### Data records
= = =
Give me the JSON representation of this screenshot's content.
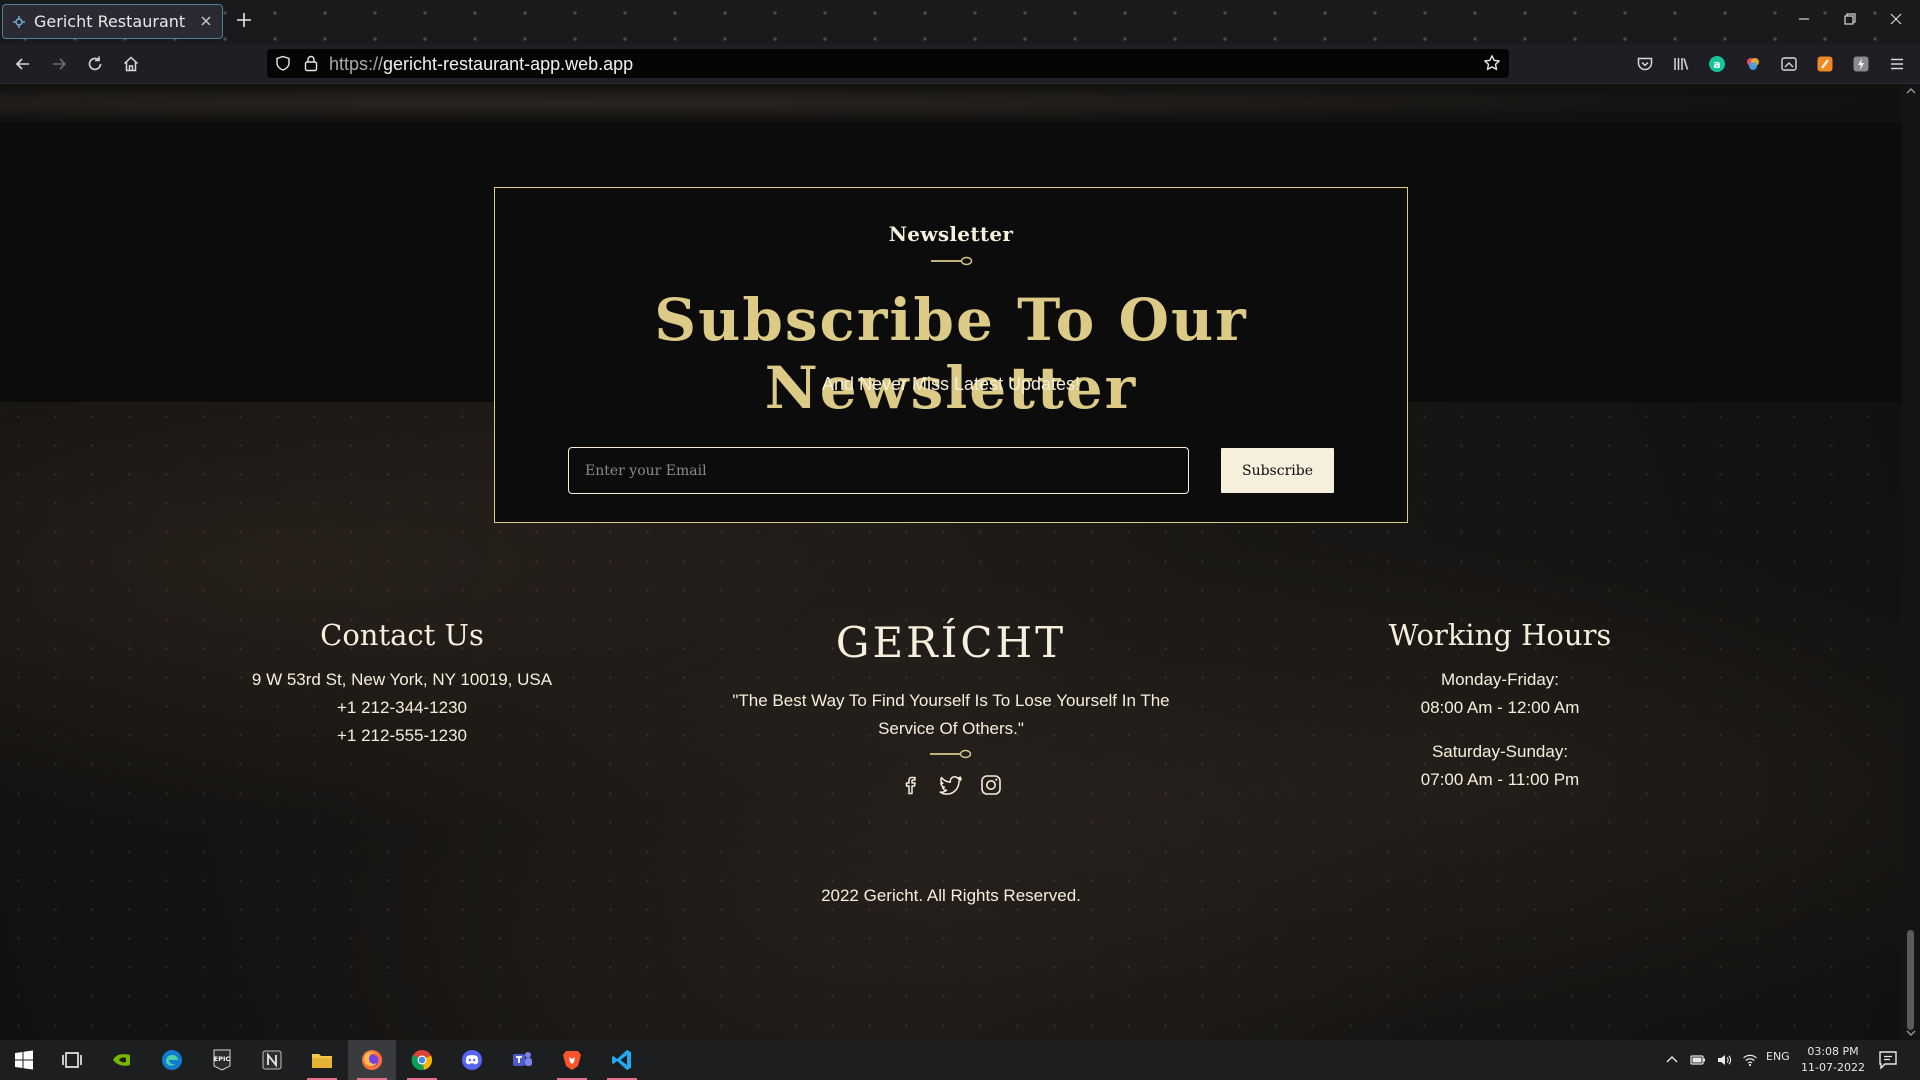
{
  "browser": {
    "tab_title": "Gericht Restaurant",
    "url_prefix": "https://",
    "url_domain": "gericht-restaurant-app.web.app"
  },
  "newsletter": {
    "subheading": "Newsletter",
    "title": "Subscribe To Our Newsletter",
    "description": "And Never Miss Latest Updates!",
    "email_placeholder": "Enter your Email",
    "subscribe_label": "Subscribe"
  },
  "footer": {
    "contact": {
      "heading": "Contact Us",
      "address": "9 W 53rd St, New York, NY 10019, USA",
      "phone_1": "+1 212-344-1230",
      "phone_2": "+1 212-555-1230"
    },
    "brand": {
      "logo": "GERÍCHT",
      "quote": "\"The Best Way To Find Yourself Is To Lose Yourself In The Service Of Others.\"",
      "socials": [
        "facebook-icon",
        "twitter-icon",
        "instagram-icon"
      ]
    },
    "hours": {
      "heading": "Working Hours",
      "weekday_label": "Monday-Friday:",
      "weekday_time": "08:00 Am - 12:00 Am",
      "weekend_label": "Saturday-Sunday:",
      "weekend_time": "07:00 Am - 11:00 Pm"
    },
    "copyright": "2022 Gericht. All Rights Reserved."
  },
  "taskbar": {
    "language": "ENG",
    "time": "03:08 PM",
    "date": "11-07-2022",
    "apps": [
      "windows-start-icon",
      "task-view-icon",
      "nvidia-icon",
      "edge-icon",
      "epic-games-icon",
      "notion-icon",
      "file-explorer-icon",
      "firefox-icon",
      "chrome-icon",
      "discord-icon",
      "teams-icon",
      "brave-icon",
      "vscode-icon"
    ]
  },
  "colors": {
    "gold": "#dcca87",
    "cream": "#f5efdb",
    "background": "#0c0c0c"
  }
}
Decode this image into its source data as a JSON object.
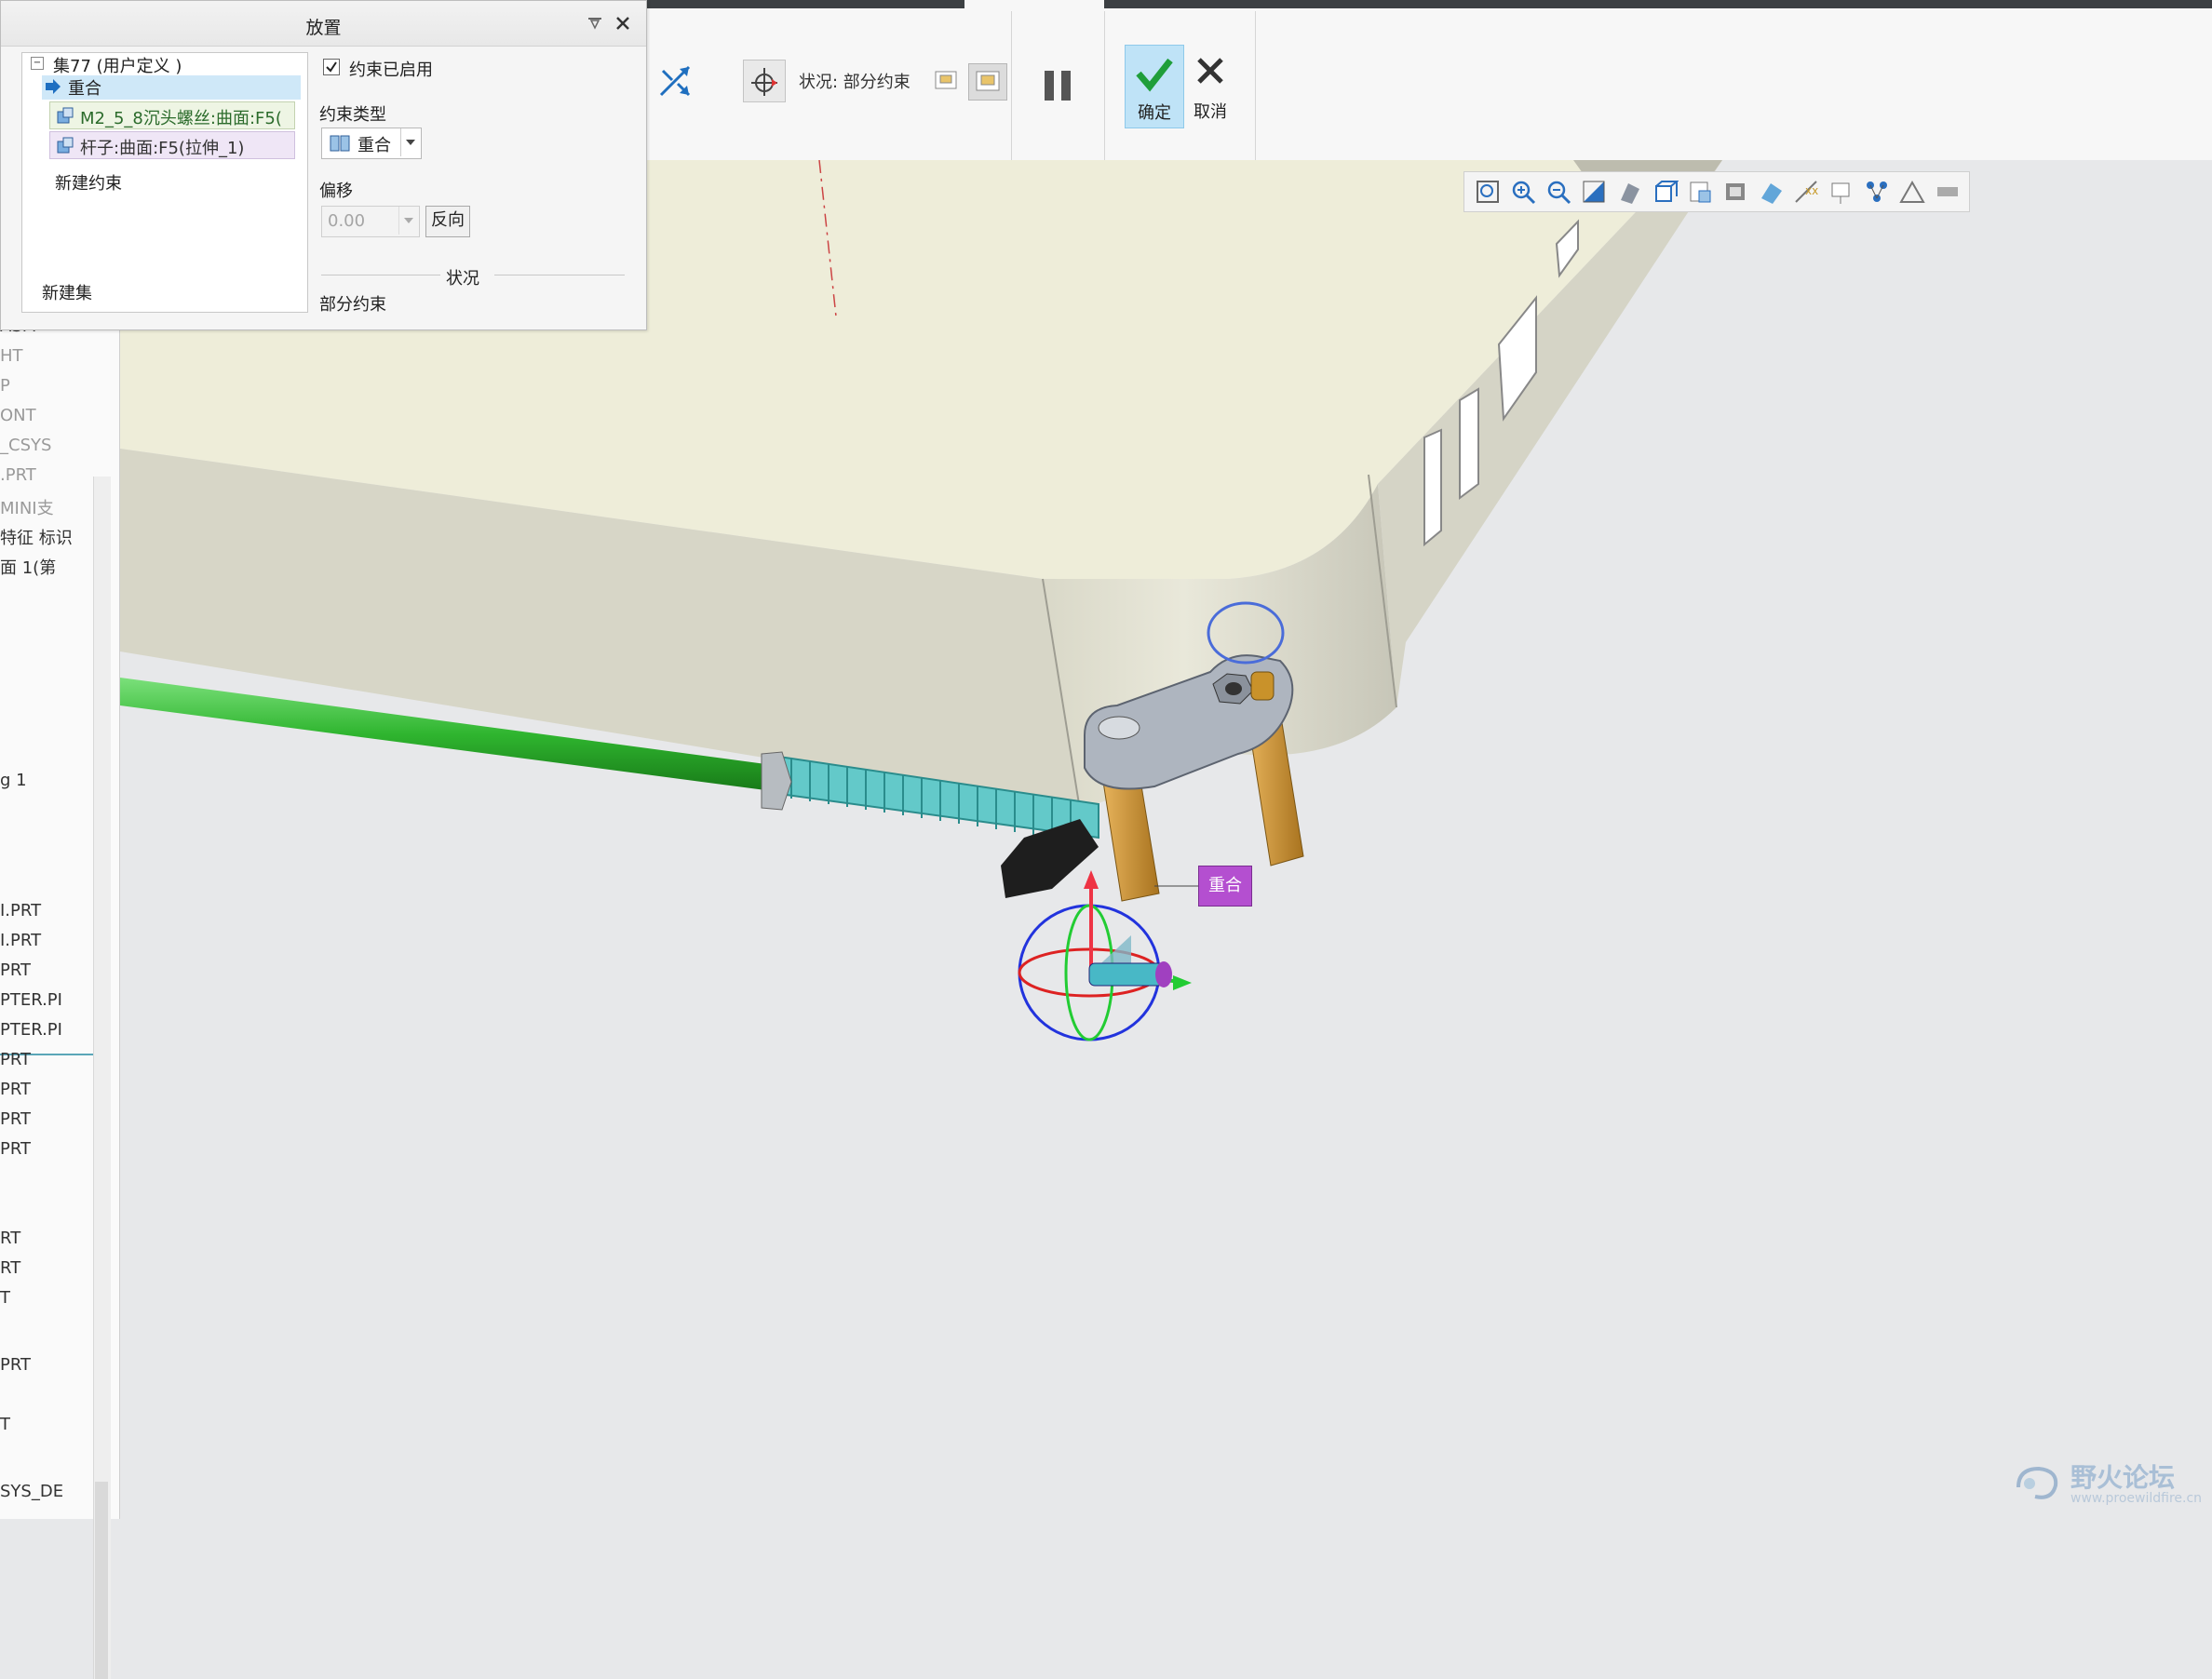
{
  "dialog": {
    "title": "放置",
    "pin_icon": "pin-icon",
    "close_icon": "close-icon",
    "set_label": "集77 (用户定义 )",
    "selected_constraint": "重合",
    "ref1": "M2_5_8沉头螺丝:曲面:F5(",
    "ref2": "杆子:曲面:F5(拉伸_1)",
    "new_constraint": "新建约束",
    "new_set": "新建集",
    "enabled_label": "约束已启用",
    "enabled_checked": true,
    "constraint_type_label": "约束类型",
    "constraint_type_value": "重合",
    "offset_label": "偏移",
    "offset_value": "0.00",
    "flip_button": "反向",
    "status_header": "状况",
    "status_value": "部分约束"
  },
  "ribbon": {
    "status_text": "状况: 部分约束",
    "ok_label": "确定",
    "cancel_label": "取消"
  },
  "tree": {
    "rows": [
      {
        "text": "ASM",
        "dim": false
      },
      {
        "text": "HT",
        "dim": true
      },
      {
        "text": "P",
        "dim": true
      },
      {
        "text": "ONT",
        "dim": true
      },
      {
        "text": "_CSYS",
        "dim": true
      },
      {
        "text": ".PRT",
        "dim": true
      },
      {
        "text": "MINI支",
        "dim": true
      },
      {
        "text": "特征 标识",
        "dim": false
      },
      {
        "text": "面 1(第",
        "dim": false
      },
      {
        "text": "g 1",
        "dim": false
      },
      {
        "text": "I.PRT",
        "dim": false
      },
      {
        "text": "I.PRT",
        "dim": false
      },
      {
        "text": "PRT",
        "dim": false
      },
      {
        "text": "PTER.PI",
        "dim": false
      },
      {
        "text": "PTER.PI",
        "dim": false
      },
      {
        "text": "PRT",
        "dim": false
      },
      {
        "text": "PRT",
        "dim": false
      },
      {
        "text": "PRT",
        "dim": false
      },
      {
        "text": "PRT",
        "dim": false
      },
      {
        "text": "RT",
        "dim": false
      },
      {
        "text": "RT",
        "dim": false
      },
      {
        "text": "T",
        "dim": false
      },
      {
        "text": "PRT",
        "dim": false
      },
      {
        "text": "T",
        "dim": false
      },
      {
        "text": "SYS_DE",
        "dim": false
      }
    ]
  },
  "viewport": {
    "constraint_tag": "重合"
  },
  "watermark": {
    "title": "野火论坛",
    "url": "www.proewildfire.cn"
  },
  "colors": {
    "accent": "#bfe3f7",
    "rod": "#2fb52f",
    "tag": "#b44fd0",
    "body": "#eeedd9"
  }
}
= = =
### Exercise task
Return every line above in which the string "部分约束" occurs.

### Solved exercise
    "status_value": "部分约束"
    "status_text": "状况: 部分约束",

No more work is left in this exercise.